* **EXERCISE TEXT**
......
For the amount of talk and training and coaching we’ve deployed over the years about change, you’d think we would be better equipped when big changes show up.

Maybe nothing would have prepared us for the collective gut punch that we are all experiencing right now.

I know that I certainly got knocked off balance by this thing. It’s hard to find your balance when things are shifting so quickly and dramatically all around us.

As I’ve been talking with people this week, one of the common themes has been “how can I help people through this?” And this is a really important question—particularly for employers. Here’s why.

Unless you are completely isolating yourself from the news right now, it’s hard not to feel afraid of what’s coming—virus, economic downturn, etc., etc., etc. Good news is hard to come by.

There’s a lot of fear out there. I published a post earlier this week titled “I’m Scared Too” to share my own feelings about what was happening and to provide some guidance on how to step forward in spite of the fear. When I wrote that on Monday, I was pretty unsettled and my emotions were pretty raw.

I felt compelled to write about what I was feeling as a way to model what it looks like to put your emotions into words as a way to process and move through that emotion. My hope was that maybe it would nudge others to talk about their own feelings as well. Writing that post was healing for me and it helped me engage more fully with the new reality we are facing.

The reaction to my post was interesting and informative to me. There was one thing that really stood out in the reactions I received.

We have a complicated relationship with fear.

Some people I heard from were grateful that I had talked about my own fear as it helped validate how they were feeling.

Others, mainly my friends, reached out with a message: “Are you okay?” For those who are concerned, yes, I am very okay. I didn’t realize that admitting my fear would trigger this reaction. It feels good to know that people care. These messages also hinted at something else I noticed this week.
......
* **EXCERPTED RECORDS**

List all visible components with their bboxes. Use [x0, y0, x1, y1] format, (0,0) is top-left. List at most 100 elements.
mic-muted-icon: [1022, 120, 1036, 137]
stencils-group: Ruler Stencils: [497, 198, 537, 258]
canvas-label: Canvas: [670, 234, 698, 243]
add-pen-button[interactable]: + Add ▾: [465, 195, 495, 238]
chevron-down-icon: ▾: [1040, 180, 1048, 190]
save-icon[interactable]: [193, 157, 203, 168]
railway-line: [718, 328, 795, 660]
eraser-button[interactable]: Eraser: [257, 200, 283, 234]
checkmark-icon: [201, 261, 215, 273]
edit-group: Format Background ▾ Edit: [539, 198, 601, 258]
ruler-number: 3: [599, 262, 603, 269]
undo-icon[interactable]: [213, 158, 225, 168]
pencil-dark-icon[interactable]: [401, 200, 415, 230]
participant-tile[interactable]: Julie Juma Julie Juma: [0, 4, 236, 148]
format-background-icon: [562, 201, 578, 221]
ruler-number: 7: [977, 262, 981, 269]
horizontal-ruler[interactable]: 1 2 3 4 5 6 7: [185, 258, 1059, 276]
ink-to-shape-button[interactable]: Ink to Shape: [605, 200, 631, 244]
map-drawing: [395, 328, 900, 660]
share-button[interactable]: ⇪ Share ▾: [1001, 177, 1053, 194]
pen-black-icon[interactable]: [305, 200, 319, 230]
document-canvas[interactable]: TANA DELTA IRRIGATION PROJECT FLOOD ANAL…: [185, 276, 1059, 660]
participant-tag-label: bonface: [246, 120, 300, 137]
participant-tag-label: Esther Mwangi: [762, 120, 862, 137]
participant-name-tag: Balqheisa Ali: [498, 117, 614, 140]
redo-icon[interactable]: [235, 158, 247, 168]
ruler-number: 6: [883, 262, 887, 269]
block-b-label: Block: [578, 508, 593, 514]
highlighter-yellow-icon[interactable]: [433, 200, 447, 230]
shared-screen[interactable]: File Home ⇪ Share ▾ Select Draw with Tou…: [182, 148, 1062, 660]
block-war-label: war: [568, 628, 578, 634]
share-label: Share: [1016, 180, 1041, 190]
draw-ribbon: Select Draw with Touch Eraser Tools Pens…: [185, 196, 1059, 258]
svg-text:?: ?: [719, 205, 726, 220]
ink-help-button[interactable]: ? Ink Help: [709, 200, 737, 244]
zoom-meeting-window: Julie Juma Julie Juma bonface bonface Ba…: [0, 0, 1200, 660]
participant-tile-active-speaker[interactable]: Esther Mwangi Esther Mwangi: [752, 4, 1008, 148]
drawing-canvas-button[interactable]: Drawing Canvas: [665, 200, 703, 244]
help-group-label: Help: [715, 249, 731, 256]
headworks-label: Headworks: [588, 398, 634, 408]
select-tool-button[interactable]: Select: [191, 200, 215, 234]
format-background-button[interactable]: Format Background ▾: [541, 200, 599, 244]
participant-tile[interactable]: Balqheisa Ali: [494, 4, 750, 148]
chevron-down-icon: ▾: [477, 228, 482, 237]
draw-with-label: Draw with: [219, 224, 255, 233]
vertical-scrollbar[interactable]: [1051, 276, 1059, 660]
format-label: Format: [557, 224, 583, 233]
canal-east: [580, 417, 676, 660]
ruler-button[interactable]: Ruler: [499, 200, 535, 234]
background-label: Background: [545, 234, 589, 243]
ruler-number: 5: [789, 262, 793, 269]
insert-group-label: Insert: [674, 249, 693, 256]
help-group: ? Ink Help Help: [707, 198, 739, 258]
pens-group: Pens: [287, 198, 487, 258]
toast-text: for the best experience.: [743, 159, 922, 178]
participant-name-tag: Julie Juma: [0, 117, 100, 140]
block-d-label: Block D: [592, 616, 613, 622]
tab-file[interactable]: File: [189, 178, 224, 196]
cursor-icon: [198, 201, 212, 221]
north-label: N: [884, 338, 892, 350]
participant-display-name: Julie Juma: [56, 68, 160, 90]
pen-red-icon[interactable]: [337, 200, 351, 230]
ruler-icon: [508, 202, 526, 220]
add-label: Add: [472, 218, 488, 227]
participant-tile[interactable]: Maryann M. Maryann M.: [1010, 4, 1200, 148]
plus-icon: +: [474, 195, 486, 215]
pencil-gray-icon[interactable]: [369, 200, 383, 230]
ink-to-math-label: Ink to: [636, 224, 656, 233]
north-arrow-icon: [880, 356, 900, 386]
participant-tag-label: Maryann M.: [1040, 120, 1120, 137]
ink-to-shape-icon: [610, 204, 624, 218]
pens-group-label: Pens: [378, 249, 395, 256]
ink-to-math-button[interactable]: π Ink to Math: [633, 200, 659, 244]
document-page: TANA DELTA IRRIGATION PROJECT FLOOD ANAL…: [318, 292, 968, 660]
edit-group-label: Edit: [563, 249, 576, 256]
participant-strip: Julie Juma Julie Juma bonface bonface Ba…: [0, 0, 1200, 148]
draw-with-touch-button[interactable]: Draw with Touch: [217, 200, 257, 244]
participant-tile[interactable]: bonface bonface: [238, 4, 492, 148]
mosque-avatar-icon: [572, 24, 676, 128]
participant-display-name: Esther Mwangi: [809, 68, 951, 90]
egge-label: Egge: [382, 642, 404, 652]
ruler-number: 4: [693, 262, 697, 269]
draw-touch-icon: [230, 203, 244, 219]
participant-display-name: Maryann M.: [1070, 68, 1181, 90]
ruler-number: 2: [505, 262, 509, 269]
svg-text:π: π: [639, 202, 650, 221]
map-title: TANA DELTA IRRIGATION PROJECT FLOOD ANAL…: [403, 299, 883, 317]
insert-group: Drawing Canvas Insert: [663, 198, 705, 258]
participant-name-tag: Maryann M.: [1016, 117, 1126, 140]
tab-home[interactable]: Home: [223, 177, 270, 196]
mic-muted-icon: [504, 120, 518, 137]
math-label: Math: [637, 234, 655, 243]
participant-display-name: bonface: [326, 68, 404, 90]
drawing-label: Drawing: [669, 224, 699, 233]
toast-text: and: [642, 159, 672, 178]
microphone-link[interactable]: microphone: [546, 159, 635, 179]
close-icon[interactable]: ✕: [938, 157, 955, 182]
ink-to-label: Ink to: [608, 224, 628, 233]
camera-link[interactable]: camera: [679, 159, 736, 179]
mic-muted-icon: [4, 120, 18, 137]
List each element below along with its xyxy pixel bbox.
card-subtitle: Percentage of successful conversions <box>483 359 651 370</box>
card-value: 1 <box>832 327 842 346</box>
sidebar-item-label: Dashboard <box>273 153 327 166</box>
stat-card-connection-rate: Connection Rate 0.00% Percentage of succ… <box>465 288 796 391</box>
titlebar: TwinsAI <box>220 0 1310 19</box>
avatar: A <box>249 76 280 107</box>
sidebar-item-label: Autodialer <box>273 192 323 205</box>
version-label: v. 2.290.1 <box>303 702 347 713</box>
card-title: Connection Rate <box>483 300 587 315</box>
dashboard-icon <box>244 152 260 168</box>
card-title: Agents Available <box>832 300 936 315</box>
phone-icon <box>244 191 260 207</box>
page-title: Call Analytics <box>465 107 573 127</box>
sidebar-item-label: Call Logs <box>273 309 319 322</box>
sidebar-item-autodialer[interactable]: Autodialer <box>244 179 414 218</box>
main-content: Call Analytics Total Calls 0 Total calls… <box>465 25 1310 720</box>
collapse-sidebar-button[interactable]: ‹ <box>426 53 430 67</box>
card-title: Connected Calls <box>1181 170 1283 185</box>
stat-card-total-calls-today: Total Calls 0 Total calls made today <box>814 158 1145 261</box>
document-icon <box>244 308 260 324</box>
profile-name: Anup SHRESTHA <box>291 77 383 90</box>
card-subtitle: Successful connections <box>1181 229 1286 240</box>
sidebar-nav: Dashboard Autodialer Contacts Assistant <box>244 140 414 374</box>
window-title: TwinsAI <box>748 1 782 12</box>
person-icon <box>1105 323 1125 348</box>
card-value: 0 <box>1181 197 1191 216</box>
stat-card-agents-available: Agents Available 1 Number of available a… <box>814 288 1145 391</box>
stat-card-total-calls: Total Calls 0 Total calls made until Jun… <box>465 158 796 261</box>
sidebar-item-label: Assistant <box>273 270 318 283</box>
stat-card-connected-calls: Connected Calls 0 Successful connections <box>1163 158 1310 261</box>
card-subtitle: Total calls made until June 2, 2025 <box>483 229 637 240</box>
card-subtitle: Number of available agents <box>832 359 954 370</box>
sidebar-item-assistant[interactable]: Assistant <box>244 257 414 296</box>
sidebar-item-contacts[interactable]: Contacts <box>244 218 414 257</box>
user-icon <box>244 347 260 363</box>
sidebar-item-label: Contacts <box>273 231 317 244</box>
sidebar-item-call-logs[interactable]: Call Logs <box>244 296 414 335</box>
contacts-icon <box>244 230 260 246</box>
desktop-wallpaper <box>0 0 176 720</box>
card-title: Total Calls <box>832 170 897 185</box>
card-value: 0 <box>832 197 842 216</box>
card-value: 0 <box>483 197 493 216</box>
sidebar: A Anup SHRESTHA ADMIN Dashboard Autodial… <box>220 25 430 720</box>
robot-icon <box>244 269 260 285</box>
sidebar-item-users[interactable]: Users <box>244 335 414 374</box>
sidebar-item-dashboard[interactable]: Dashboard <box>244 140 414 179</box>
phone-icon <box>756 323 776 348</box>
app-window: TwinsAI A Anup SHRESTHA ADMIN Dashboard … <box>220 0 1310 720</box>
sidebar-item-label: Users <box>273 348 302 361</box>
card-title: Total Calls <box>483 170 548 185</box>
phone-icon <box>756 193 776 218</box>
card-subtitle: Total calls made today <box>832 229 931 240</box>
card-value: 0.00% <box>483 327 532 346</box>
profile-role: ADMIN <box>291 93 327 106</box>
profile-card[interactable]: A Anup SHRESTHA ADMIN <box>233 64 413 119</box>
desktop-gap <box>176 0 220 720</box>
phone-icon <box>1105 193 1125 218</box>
......
* **WORK ORDER 1**
Quote the fear post word for word, everything from "I know that" down to "to come by.".
* **WORK ORDER 2**
Name the things the opening sentence of the post on fear and change says have been deployed about change over the years.
* **WORK ORDER 3**
Proceed with the post on fear and change from its last sentence.
The records have nothing to do with what is asked here.

* **ANSWER BOX 1**
I know that I certainly got knocked off balance by this thing. It’s hard to find your balance when things are shifting so quickly and dramatically all around us.

As I’ve been talking with people this week, one of the common themes has been “how can I help people through this?” And this is a really important question—particularly for employers. Here’s why.

Unless you are completely isolating yourself from the news right now, it’s hard not to feel afraid of what’s coming—virus, economic downturn, etc., etc., etc. Good news is hard to come by.

* **ANSWER BOX 2**
talk, training, coaching

* **ANSWER BOX 3**
There are a lot of us, particularly the dreamers and entrepreneurs and “change the world” types, who have adopted a belief that fear is a bad or toxic emotion. I even have a plate displayed in my office (that I painted) that says “No Fear.”

To illustrate what I mean, I’ll share that one friend, after reading my post, said to me these two things: “Fear is the worst response” and “fear keeps us from living.”

It came from a good place, but I think it’s dangerous to talk about fear like this—especially right now. The “no fear” culture isn’t about fear, it’s about courage. And we need to be very careful with our language right now.

According to a Smithsonian Magazine article about the brain’s reaction to fear, fear “is a fundamental, deeply wired reaction, evolved over the history of biology, to protect organisms against perceived threat to their integrity or existence.”

It’s a natural human response that’s meant to help ensure our safety and survival. Fear isn’t good or bad. Telling someone not to feel fear isn’t helpful. What we need not isn’t an absence of fear, but rather an abundace of courage.

“Courage is not the absence of fear, but the triumph over it. The brave man is not he who does not feel afraid, but he who conquers that fear.”—Nelson Mandela

Acknowledging our fear is okay. In some cases, you must acknowledge it as a way to move past it. To move past it, we need to feel a sense of control.

Back to the Smithsonian article: “That perception of control is vital to how we experience and respond to fear. When we overcome the initial ‘fight or flight’ rush, we are often left feeling satisfied, reassured of our safety, and more confident in our ability to confront the things that initially scared us.”

Once I wrote and published my blog post on Monday, I went to work on planning for two things:

  1. The safety and health of my family.
  2. The sustainability of my business.

This has involved some reading and education; conversations with my family, friends, and colleagues; and writing down some plans. The future is uncertain and that feels scary, but through these steps, I’ve found my way to a greater sense of stability and wholeness in the past four days. The fear isn’t gone, but I’m managing my way through and past it by taking purposeful steps forward, controlling the things I can.

My Advice to Leaders Right Now

As leaders of people, managing through the fear is our most important task right now. People are uncertain and afraid. Start with acknowledging the fear and validating that it’s natural to feel that way. This starts with you.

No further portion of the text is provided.